[WORK REQUIRED] Report all lines from the entries below in which "ચરણમ" appears.

[Begin]

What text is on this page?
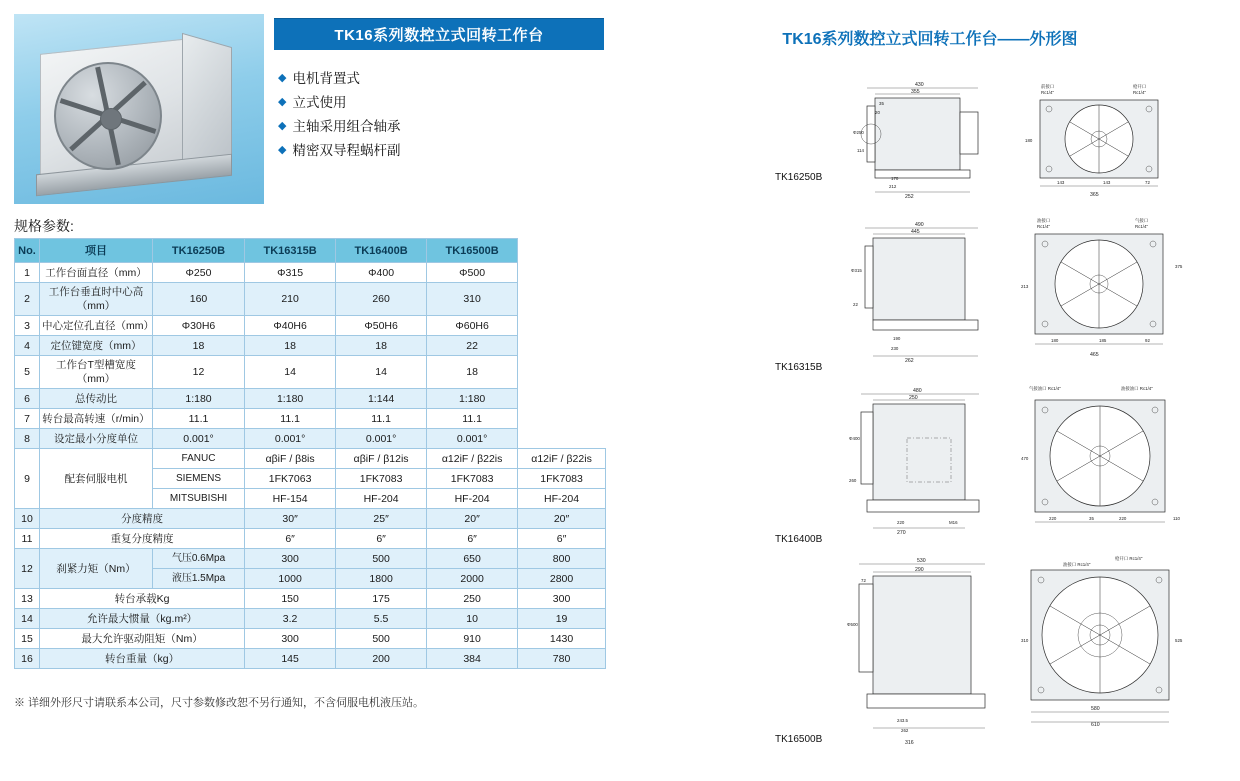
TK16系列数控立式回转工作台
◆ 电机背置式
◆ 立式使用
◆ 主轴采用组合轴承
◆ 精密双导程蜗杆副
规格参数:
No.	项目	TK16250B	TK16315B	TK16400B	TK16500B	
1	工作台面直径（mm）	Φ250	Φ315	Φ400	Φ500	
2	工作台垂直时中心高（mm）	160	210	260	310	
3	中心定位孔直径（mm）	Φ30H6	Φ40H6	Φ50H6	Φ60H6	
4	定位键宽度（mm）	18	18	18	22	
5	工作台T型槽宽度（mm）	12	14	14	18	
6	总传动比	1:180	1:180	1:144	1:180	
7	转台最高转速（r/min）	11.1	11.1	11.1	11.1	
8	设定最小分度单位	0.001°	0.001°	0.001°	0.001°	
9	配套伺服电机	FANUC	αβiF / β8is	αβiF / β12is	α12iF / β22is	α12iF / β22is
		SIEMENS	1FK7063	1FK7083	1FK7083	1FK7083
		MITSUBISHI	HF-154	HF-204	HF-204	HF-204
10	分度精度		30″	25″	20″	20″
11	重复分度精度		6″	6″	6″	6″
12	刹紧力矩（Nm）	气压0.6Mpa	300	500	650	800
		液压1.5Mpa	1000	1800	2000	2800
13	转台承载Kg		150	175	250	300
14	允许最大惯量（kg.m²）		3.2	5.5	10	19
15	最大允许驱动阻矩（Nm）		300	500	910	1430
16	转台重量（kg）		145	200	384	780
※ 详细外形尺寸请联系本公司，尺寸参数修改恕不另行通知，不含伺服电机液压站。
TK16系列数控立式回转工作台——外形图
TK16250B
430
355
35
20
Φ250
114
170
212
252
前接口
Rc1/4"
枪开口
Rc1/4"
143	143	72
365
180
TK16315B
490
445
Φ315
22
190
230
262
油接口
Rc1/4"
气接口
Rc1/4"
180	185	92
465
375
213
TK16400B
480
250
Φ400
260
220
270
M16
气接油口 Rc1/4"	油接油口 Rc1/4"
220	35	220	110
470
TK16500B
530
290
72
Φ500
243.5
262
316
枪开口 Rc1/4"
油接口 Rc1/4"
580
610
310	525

[End]
[Begin]

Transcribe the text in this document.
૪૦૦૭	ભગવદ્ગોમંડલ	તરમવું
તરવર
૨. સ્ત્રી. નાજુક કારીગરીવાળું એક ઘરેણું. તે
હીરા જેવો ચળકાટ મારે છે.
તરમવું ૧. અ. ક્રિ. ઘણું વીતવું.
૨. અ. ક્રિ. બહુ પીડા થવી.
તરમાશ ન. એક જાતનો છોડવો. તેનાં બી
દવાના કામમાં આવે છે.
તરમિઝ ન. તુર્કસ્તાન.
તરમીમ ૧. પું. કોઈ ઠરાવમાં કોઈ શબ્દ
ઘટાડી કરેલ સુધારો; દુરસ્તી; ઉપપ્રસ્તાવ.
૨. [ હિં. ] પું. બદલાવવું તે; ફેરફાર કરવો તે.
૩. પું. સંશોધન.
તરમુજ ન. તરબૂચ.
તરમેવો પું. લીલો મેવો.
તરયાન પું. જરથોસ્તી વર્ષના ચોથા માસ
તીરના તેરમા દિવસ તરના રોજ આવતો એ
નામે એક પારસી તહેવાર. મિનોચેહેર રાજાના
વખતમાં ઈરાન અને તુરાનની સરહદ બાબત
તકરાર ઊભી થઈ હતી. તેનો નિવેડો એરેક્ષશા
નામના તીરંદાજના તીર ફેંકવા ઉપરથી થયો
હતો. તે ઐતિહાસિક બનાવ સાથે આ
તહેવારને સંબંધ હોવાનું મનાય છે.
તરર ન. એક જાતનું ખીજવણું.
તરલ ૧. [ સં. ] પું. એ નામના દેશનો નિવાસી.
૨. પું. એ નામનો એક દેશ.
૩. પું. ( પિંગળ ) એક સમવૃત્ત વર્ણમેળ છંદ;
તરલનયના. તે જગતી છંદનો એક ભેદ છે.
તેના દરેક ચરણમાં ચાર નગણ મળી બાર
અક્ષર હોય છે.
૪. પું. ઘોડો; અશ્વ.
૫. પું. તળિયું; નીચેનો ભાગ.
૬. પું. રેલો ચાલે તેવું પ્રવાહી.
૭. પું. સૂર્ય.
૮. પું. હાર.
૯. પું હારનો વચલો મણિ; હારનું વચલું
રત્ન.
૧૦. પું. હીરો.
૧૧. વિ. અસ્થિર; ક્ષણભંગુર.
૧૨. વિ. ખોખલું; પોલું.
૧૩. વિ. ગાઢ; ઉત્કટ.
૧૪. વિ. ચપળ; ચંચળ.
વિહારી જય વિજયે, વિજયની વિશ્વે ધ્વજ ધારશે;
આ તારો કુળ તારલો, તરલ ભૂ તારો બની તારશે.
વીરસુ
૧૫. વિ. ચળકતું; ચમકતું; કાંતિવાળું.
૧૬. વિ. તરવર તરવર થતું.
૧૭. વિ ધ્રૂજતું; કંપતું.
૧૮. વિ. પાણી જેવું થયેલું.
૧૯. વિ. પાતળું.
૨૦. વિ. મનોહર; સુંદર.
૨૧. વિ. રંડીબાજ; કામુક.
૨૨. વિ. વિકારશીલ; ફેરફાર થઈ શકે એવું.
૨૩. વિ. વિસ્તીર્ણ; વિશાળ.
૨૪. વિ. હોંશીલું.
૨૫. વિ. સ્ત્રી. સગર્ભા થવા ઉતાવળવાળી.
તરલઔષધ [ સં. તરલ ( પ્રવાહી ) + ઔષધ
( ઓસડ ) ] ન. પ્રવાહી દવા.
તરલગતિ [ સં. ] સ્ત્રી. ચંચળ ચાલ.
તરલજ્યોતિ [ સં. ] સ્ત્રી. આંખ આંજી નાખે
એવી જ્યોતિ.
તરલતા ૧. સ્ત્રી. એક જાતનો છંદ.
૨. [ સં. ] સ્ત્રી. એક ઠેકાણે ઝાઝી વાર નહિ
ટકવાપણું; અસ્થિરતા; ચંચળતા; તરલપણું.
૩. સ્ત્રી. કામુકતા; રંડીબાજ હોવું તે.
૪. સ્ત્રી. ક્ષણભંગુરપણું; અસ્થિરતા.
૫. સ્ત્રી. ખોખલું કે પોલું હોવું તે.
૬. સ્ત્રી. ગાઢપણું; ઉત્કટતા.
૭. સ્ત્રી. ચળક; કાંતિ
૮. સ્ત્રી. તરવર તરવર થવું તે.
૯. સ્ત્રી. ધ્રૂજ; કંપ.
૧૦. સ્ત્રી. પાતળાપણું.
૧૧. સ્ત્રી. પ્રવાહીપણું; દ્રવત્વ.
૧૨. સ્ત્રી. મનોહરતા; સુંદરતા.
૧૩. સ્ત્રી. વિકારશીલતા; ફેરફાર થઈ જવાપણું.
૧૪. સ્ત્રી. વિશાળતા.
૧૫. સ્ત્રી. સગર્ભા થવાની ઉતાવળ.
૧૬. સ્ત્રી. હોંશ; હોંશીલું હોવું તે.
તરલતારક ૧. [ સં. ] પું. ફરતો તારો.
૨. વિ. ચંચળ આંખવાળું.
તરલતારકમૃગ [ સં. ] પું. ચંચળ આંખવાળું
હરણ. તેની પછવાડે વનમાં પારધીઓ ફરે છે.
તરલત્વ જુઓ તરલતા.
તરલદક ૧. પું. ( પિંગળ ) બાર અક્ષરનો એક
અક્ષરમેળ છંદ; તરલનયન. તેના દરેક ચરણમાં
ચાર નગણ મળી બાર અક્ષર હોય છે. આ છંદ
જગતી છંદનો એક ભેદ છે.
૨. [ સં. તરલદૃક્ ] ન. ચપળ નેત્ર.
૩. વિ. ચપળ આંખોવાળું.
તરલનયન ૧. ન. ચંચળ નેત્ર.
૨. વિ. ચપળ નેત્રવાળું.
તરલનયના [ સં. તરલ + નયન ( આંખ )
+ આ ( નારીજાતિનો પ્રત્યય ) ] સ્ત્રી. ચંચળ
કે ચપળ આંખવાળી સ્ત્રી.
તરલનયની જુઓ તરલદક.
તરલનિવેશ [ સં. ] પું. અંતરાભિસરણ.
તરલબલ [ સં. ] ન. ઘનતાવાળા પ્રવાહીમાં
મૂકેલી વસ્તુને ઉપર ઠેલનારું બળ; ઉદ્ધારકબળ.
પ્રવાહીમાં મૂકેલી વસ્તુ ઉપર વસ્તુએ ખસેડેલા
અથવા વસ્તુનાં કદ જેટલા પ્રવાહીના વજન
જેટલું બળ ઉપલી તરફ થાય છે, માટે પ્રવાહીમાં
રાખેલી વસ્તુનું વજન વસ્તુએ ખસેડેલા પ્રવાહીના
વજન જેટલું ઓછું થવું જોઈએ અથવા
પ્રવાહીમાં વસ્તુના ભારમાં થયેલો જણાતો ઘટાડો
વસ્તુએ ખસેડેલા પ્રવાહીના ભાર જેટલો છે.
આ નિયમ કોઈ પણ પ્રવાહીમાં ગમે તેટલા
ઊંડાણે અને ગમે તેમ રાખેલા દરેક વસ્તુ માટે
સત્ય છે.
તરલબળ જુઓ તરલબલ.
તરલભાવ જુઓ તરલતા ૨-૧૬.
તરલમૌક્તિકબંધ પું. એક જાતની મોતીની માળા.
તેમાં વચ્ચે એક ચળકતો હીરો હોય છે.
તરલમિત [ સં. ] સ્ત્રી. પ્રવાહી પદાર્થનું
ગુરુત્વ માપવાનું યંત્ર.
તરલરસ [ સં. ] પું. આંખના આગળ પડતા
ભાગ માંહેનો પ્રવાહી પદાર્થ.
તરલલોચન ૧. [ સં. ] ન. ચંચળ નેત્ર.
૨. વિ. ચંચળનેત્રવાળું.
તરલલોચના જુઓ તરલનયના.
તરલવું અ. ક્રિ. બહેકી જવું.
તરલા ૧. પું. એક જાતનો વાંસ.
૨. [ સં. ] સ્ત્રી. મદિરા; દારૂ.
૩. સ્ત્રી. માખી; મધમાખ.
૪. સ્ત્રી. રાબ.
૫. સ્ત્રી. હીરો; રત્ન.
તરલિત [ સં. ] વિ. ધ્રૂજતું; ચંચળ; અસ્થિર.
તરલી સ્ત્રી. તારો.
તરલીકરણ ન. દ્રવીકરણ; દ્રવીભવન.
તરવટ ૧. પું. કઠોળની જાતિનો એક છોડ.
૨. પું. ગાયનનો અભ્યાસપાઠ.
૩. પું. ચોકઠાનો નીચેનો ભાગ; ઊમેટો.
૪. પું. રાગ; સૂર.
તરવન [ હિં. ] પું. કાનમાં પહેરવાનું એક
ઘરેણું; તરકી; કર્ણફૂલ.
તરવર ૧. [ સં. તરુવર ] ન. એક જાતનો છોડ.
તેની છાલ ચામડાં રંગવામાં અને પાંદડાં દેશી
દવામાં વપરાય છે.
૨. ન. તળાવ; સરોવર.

[End]
[Begin]

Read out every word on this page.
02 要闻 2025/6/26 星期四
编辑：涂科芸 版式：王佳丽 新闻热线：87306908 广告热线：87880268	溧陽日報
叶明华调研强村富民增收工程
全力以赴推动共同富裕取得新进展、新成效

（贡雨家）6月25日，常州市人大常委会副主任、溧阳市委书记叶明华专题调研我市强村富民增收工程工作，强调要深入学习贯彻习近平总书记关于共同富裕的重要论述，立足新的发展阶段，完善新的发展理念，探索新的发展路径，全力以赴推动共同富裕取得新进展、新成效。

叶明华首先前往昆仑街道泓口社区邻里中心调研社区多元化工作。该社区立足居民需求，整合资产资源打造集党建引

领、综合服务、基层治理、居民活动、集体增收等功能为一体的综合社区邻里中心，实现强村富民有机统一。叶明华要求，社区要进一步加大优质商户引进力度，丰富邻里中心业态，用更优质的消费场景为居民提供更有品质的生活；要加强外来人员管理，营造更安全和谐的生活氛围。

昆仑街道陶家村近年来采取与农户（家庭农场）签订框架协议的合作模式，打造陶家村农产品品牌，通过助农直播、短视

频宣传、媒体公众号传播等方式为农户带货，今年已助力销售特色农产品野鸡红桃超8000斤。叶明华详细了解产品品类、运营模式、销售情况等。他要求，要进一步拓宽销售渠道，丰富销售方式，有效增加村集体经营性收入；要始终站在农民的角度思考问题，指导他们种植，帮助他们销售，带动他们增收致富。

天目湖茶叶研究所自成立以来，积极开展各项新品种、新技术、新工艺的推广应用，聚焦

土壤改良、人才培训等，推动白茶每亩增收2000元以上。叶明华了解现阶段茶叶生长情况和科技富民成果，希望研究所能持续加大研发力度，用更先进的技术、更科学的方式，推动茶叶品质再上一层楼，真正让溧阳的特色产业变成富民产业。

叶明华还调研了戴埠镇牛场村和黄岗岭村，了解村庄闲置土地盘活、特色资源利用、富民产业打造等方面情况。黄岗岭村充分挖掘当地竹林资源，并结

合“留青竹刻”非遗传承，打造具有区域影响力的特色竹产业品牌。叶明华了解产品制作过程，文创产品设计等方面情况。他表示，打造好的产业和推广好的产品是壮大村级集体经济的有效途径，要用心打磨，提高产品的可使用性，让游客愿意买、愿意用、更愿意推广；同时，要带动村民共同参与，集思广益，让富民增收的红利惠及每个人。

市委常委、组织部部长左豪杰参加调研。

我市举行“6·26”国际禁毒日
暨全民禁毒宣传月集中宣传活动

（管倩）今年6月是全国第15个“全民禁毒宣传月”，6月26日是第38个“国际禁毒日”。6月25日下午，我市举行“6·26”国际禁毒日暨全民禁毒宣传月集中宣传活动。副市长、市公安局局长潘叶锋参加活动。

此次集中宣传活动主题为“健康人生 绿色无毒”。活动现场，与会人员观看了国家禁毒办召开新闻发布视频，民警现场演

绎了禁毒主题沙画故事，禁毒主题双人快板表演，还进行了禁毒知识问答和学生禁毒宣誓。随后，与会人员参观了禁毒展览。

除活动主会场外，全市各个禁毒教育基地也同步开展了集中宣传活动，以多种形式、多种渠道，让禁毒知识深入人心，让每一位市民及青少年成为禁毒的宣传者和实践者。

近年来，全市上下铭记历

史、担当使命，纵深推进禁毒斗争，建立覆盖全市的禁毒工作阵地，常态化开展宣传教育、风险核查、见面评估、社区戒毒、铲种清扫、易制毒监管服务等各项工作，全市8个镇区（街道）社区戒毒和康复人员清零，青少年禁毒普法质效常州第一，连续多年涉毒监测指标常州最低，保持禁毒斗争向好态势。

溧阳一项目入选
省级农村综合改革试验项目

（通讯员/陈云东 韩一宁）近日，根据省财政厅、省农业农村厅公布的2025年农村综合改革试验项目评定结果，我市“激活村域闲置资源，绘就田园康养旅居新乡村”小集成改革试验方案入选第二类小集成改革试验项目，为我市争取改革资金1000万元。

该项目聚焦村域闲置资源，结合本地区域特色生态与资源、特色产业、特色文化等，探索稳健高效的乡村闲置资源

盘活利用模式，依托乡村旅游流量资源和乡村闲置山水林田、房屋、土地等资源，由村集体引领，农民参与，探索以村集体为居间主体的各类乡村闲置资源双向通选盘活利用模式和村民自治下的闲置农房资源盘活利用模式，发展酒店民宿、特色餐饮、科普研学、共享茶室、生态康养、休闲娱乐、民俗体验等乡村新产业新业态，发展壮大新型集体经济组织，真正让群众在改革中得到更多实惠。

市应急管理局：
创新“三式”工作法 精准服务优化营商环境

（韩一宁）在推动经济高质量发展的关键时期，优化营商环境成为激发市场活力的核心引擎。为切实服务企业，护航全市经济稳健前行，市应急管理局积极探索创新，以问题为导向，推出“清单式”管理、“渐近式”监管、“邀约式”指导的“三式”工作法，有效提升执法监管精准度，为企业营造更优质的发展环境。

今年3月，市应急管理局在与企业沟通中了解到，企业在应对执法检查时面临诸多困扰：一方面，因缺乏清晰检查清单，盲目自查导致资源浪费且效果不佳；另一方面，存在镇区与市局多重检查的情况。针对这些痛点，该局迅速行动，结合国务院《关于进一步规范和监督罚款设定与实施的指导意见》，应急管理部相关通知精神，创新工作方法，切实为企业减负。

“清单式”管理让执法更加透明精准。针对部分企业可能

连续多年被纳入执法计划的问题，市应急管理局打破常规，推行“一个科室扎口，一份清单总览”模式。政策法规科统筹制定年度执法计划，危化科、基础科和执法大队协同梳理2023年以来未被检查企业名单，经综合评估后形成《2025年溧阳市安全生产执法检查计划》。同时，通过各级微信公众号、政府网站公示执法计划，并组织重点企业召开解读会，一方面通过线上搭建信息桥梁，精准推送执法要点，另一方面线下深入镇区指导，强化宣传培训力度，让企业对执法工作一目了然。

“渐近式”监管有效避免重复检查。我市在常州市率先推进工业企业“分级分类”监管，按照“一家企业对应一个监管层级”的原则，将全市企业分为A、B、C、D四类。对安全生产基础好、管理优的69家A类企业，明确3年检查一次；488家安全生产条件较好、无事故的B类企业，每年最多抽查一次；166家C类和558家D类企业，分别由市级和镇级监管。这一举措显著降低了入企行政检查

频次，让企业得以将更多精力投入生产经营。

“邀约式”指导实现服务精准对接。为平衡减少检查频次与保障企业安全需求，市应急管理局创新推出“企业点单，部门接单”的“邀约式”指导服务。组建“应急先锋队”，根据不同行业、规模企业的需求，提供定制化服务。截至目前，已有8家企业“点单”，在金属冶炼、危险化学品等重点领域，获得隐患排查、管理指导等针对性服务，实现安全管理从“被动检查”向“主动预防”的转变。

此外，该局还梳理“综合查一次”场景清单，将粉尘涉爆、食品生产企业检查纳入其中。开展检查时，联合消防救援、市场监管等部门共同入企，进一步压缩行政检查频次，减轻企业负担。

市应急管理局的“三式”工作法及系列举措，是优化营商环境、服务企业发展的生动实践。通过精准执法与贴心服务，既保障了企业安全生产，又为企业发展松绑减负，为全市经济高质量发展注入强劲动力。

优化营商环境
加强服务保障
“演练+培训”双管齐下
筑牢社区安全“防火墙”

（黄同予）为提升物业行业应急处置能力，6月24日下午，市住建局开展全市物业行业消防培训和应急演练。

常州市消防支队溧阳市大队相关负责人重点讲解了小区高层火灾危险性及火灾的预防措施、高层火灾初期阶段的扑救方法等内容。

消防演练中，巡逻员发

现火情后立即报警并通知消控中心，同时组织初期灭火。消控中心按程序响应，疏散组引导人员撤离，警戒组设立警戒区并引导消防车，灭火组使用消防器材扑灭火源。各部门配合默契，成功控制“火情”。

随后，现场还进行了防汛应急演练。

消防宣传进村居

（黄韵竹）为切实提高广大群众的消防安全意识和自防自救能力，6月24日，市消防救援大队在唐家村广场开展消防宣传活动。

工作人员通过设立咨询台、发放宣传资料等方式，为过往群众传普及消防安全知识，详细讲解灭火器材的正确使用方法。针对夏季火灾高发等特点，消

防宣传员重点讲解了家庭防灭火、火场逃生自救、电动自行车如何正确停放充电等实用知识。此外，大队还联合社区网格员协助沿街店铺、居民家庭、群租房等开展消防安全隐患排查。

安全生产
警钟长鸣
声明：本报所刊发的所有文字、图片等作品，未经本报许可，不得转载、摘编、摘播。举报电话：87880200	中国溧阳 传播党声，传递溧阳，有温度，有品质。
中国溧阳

[End]

[SOLUTION TO THIS PROBLEM]
તેના દરેક ચરણમાં ચાર નગણ મળી બાર
અક્ષરમેળ છંદ; તરલનયન. તેના દરેક ચરણમાં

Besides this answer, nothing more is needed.